Data section:

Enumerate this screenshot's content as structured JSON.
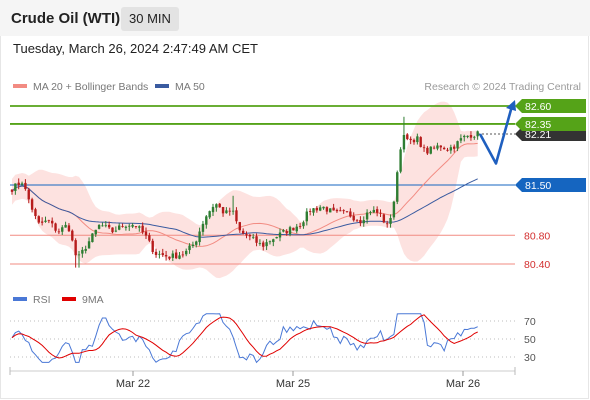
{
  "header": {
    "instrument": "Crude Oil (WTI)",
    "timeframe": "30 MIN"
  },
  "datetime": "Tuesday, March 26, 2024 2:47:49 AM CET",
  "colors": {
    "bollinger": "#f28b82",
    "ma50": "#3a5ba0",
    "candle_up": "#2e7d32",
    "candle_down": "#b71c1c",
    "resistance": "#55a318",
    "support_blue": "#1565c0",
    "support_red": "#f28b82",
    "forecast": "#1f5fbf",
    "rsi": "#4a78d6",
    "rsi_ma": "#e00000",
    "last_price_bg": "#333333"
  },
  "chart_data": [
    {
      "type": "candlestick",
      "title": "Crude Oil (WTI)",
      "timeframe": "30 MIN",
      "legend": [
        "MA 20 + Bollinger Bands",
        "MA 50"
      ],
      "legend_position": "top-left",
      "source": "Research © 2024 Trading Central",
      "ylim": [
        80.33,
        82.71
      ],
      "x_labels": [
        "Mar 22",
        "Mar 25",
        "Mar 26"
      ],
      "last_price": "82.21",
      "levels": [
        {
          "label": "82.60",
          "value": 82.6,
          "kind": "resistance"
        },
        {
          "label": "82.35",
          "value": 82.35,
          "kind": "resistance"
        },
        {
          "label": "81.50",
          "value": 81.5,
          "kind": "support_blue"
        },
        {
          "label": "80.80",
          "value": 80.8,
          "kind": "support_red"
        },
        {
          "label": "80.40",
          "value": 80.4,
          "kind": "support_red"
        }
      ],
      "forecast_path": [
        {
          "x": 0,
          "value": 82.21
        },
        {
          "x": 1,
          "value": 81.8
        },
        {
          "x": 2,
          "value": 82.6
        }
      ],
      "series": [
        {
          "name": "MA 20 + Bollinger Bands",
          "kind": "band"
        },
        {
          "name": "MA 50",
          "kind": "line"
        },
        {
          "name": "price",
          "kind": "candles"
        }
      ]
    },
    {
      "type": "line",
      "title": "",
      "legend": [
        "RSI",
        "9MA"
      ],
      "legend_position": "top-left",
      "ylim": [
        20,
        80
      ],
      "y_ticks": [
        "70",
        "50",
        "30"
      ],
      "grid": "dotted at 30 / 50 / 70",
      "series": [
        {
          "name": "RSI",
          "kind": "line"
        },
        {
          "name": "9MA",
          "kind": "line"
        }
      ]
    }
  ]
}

To be done: Quote all the records verbatim, dropping any pictures from your copy.

Worked answer:
Enumerate this screenshot's content as structured JSON.
{
  "header": {
    "instrument": "Crude Oil (WTI)",
    "timeframe": "30 MIN"
  },
  "datetime": "Tuesday, March 26, 2024 2:47:49 AM CET",
  "colors": {
    "bollinger": "#f28b82",
    "ma50": "#3a5ba0",
    "candle_up": "#2e7d32",
    "candle_down": "#b71c1c",
    "resistance": "#55a318",
    "support_blue": "#1565c0",
    "support_red": "#f28b82",
    "forecast": "#1f5fbf",
    "rsi": "#4a78d6",
    "rsi_ma": "#e00000",
    "last_price_bg": "#333333"
  },
  "chart_data": [
    {
      "type": "candlestick",
      "title": "Crude Oil (WTI)",
      "timeframe": "30 MIN",
      "legend": [
        "MA 20 + Bollinger Bands",
        "MA 50"
      ],
      "legend_position": "top-left",
      "source": "Research © 2024 Trading Central",
      "ylim": [
        80.33,
        82.71
      ],
      "x_labels": [
        "Mar 22",
        "Mar 25",
        "Mar 26"
      ],
      "last_price": "82.21",
      "levels": [
        {
          "label": "82.60",
          "value": 82.6,
          "kind": "resistance"
        },
        {
          "label": "82.35",
          "value": 82.35,
          "kind": "resistance"
        },
        {
          "label": "81.50",
          "value": 81.5,
          "kind": "support_blue"
        },
        {
          "label": "80.80",
          "value": 80.8,
          "kind": "support_red"
        },
        {
          "label": "80.40",
          "value": 80.4,
          "kind": "support_red"
        }
      ],
      "forecast_path": [
        {
          "x": 0,
          "value": 82.21
        },
        {
          "x": 1,
          "value": 81.8
        },
        {
          "x": 2,
          "value": 82.6
        }
      ],
      "series": [
        {
          "name": "MA 20 + Bollinger Bands",
          "kind": "band"
        },
        {
          "name": "MA 50",
          "kind": "line"
        },
        {
          "name": "price",
          "kind": "candles"
        }
      ]
    },
    {
      "type": "line",
      "title": "",
      "legend": [
        "RSI",
        "9MA"
      ],
      "legend_position": "top-left",
      "ylim": [
        20,
        80
      ],
      "y_ticks": [
        "70",
        "50",
        "30"
      ],
      "grid": "dotted at 30 / 50 / 70",
      "series": [
        {
          "name": "RSI",
          "kind": "line"
        },
        {
          "name": "9MA",
          "kind": "line"
        }
      ]
    }
  ]
}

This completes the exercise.